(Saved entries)
********
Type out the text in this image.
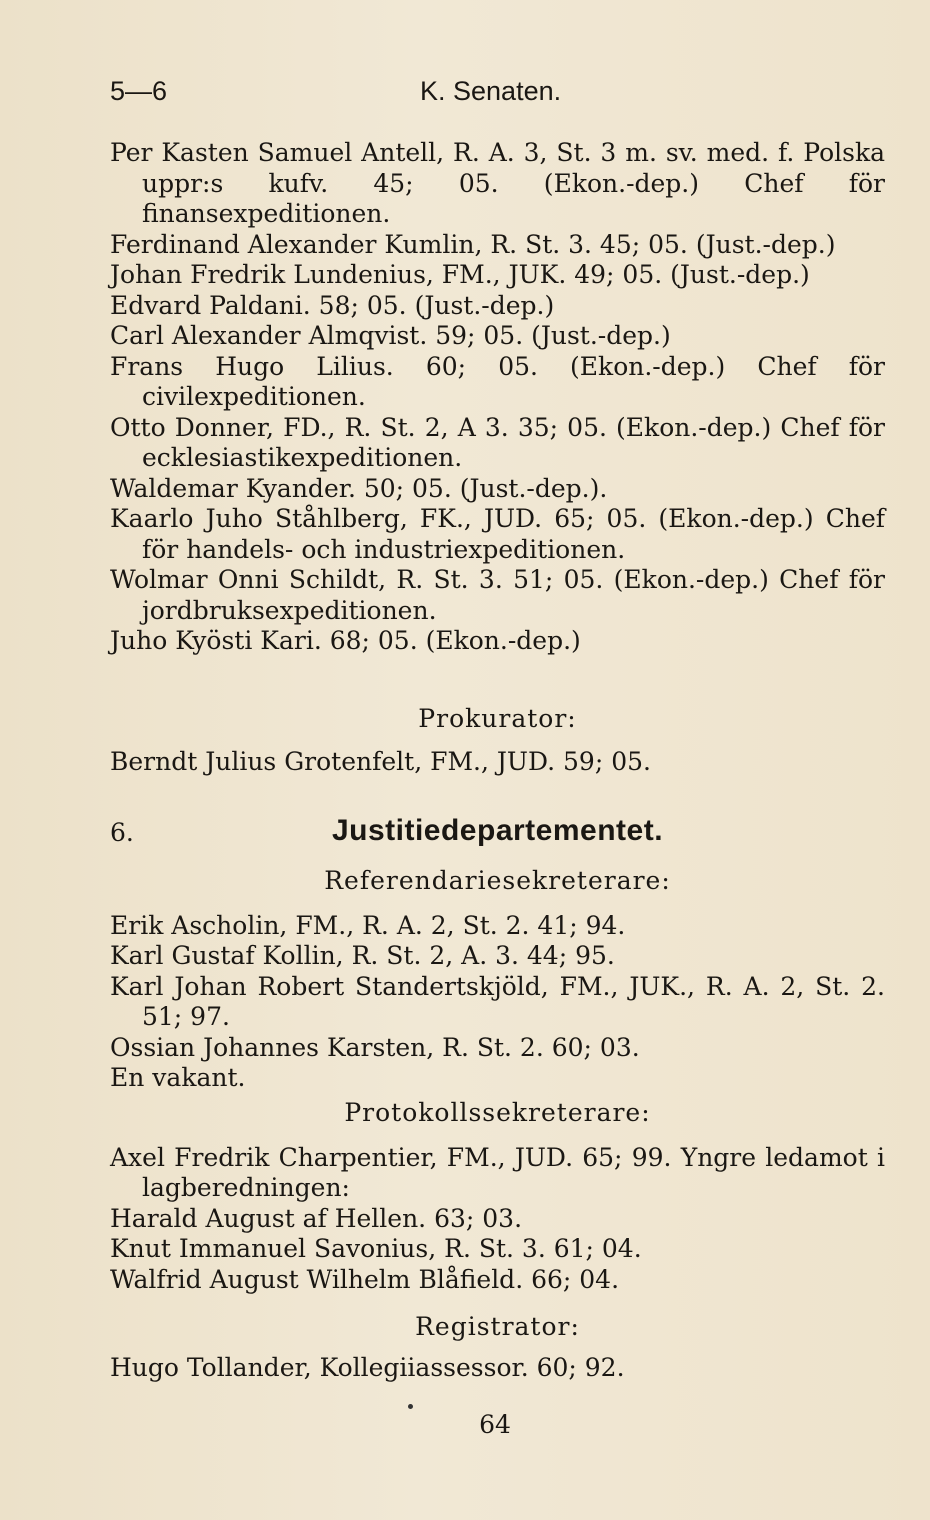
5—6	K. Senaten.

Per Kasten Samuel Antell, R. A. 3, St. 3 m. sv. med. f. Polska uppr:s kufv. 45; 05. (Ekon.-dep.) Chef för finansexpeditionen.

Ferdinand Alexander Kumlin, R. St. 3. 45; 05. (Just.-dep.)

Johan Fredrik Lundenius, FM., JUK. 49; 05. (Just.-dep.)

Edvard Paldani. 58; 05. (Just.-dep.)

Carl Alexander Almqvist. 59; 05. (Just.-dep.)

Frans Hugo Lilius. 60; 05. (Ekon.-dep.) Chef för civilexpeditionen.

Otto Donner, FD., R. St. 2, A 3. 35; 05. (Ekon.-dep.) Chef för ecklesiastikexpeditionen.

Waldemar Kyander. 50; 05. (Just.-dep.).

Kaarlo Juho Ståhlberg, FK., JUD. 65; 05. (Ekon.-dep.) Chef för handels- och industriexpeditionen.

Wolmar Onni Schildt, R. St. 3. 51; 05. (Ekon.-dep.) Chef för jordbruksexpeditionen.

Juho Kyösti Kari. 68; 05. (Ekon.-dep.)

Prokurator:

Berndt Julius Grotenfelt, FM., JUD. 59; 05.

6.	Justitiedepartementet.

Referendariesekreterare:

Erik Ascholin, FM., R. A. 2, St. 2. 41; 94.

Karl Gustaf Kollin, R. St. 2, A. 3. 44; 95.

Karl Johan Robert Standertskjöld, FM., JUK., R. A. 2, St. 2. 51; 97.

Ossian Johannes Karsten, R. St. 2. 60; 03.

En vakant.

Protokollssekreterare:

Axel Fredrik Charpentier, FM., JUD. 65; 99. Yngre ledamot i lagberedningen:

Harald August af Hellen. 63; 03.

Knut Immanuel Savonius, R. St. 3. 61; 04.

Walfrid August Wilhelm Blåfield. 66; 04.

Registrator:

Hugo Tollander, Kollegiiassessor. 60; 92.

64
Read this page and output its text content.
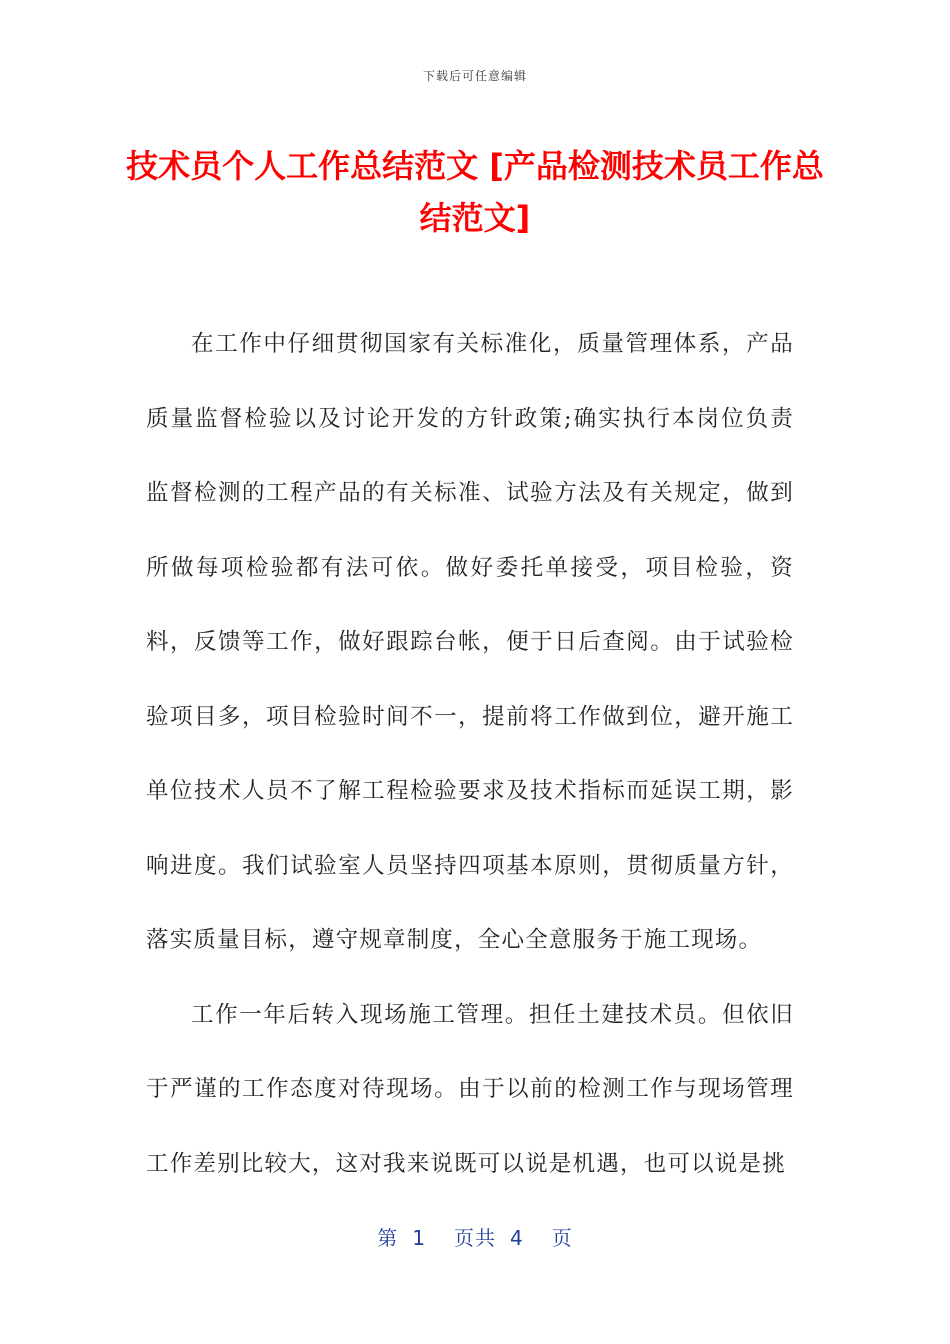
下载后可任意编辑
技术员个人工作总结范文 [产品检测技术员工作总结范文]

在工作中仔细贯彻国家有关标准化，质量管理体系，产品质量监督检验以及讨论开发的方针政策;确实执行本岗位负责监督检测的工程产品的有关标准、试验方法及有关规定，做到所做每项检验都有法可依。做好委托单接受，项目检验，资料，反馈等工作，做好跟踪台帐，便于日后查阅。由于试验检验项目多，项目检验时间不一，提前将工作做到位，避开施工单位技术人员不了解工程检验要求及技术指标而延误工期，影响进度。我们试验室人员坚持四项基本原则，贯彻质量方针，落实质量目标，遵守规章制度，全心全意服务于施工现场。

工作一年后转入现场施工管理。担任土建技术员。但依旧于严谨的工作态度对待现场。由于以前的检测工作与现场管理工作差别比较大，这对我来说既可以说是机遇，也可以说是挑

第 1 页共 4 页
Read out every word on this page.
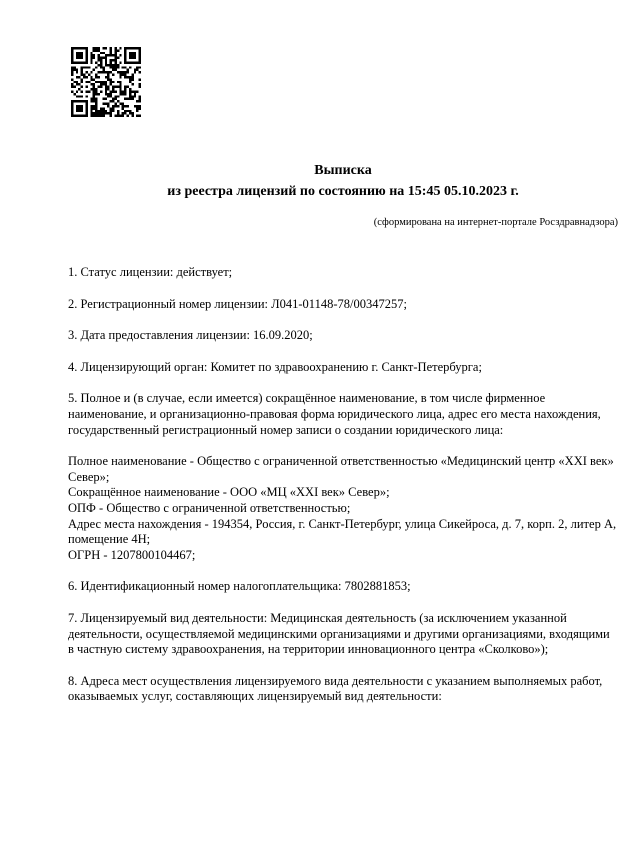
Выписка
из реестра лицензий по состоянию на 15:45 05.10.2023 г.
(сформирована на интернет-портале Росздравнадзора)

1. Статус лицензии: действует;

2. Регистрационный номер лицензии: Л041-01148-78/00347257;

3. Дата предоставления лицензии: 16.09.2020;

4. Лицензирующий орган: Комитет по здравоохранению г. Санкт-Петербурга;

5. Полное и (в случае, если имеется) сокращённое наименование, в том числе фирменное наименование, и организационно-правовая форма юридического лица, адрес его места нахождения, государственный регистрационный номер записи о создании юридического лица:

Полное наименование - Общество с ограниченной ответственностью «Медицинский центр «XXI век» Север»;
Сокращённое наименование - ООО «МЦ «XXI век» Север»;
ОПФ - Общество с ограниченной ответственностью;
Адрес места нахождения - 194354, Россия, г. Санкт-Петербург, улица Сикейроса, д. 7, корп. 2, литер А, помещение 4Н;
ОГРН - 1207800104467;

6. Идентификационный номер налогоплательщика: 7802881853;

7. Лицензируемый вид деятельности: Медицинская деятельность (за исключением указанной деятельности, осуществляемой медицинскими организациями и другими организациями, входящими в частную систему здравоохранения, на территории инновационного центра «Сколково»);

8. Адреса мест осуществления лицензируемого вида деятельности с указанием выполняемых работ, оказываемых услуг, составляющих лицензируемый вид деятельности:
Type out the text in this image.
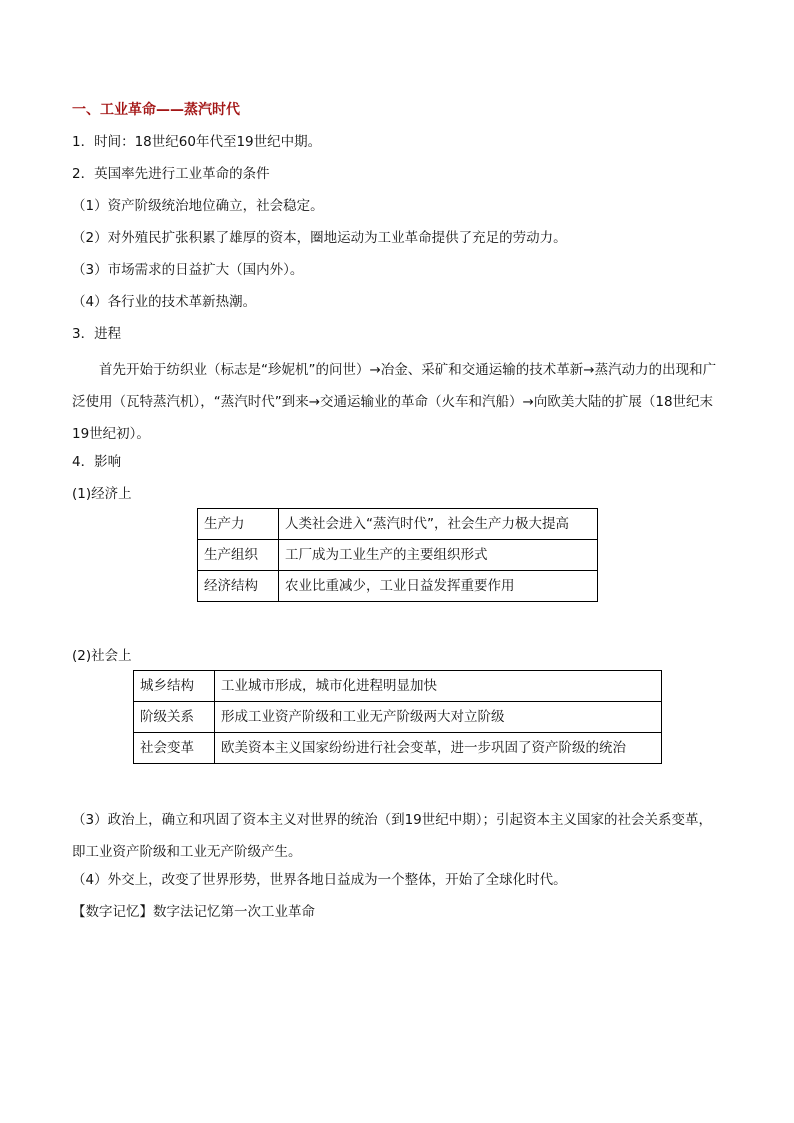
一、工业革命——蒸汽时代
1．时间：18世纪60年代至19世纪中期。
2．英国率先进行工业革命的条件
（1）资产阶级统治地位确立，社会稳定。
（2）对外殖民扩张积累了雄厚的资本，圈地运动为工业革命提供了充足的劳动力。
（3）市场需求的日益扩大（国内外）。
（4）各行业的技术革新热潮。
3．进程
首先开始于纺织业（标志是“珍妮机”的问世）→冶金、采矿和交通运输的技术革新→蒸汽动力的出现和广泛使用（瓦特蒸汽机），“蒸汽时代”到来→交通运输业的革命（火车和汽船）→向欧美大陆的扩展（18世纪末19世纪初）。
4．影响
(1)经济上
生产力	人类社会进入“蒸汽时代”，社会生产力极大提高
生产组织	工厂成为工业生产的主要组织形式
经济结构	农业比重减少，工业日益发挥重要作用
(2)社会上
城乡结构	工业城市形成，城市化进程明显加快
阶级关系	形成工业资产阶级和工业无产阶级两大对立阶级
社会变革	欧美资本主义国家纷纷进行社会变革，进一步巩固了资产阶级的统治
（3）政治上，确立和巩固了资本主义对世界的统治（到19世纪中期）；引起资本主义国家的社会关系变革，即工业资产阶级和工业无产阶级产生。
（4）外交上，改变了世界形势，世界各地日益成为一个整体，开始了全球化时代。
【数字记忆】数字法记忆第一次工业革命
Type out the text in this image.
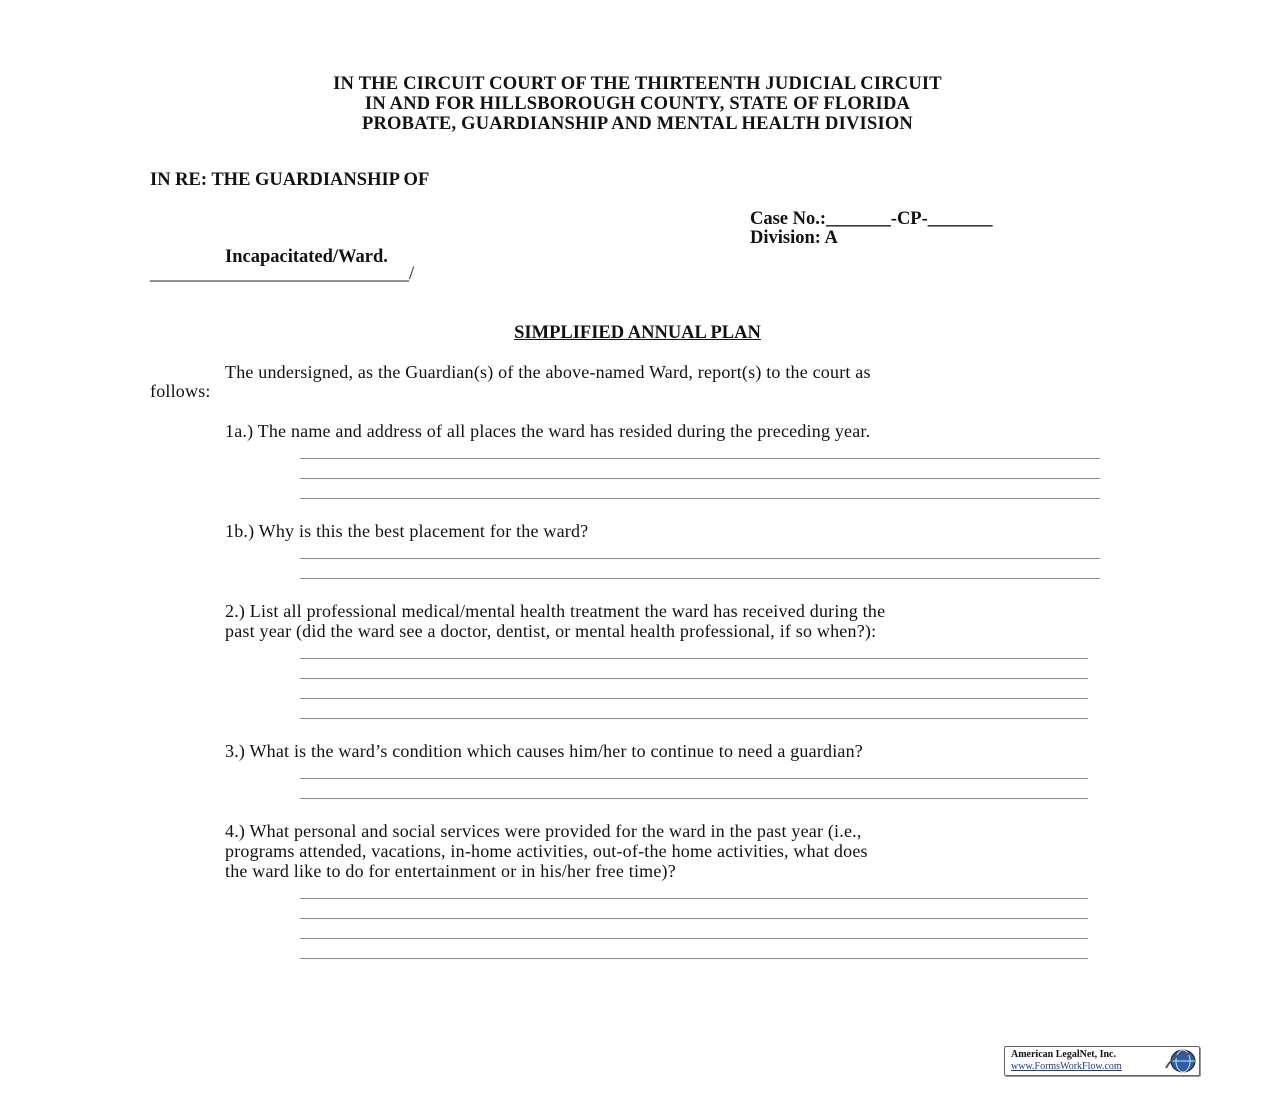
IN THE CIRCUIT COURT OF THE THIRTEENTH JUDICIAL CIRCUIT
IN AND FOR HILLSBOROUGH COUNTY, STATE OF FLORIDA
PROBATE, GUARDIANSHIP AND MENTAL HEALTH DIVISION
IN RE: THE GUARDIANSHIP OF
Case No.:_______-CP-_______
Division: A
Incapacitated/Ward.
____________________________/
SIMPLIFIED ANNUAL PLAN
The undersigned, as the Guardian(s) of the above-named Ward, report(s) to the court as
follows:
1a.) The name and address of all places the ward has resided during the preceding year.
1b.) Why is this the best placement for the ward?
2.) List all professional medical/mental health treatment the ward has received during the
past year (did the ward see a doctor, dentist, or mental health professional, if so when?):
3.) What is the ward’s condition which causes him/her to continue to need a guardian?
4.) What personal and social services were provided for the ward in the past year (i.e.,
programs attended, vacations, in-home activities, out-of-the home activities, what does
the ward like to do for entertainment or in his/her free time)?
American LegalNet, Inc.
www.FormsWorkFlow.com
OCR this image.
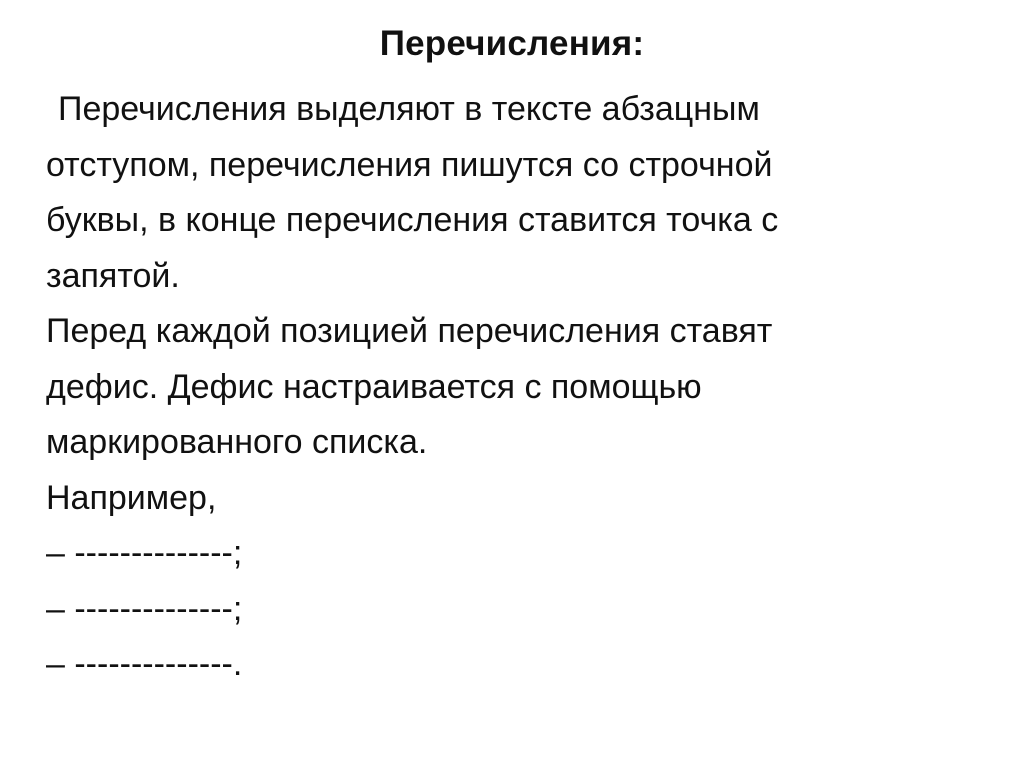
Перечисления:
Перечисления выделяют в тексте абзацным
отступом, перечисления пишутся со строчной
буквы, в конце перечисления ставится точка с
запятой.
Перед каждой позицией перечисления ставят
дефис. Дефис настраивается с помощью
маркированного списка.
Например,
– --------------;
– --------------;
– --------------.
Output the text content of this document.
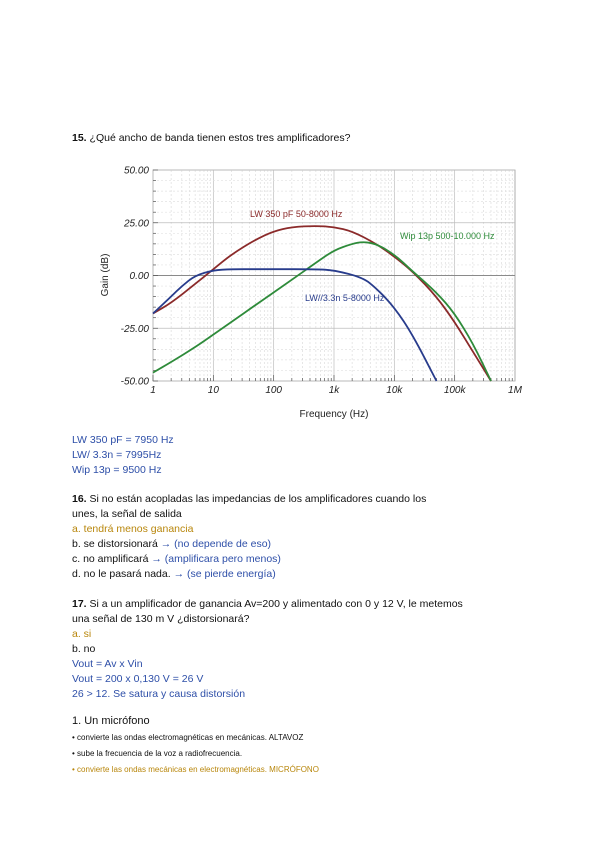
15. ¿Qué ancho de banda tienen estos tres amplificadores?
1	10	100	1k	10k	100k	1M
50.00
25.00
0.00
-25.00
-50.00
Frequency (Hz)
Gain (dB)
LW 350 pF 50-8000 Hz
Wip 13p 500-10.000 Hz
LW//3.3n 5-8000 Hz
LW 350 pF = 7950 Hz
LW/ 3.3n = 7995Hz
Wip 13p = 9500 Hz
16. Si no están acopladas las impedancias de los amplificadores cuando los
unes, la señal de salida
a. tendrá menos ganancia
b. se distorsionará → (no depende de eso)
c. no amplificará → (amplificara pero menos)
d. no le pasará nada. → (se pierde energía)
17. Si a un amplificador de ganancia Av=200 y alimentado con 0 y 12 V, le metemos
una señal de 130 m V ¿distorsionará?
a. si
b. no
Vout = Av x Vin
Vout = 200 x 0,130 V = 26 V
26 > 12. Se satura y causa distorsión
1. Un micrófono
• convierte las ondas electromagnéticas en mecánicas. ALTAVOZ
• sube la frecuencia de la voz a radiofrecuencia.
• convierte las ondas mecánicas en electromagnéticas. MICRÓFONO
********
▸ YOUR GOAL
How many of the lines in the listing above hold the word "year"? Report only that figure.

▸ ANSWER BELOW
3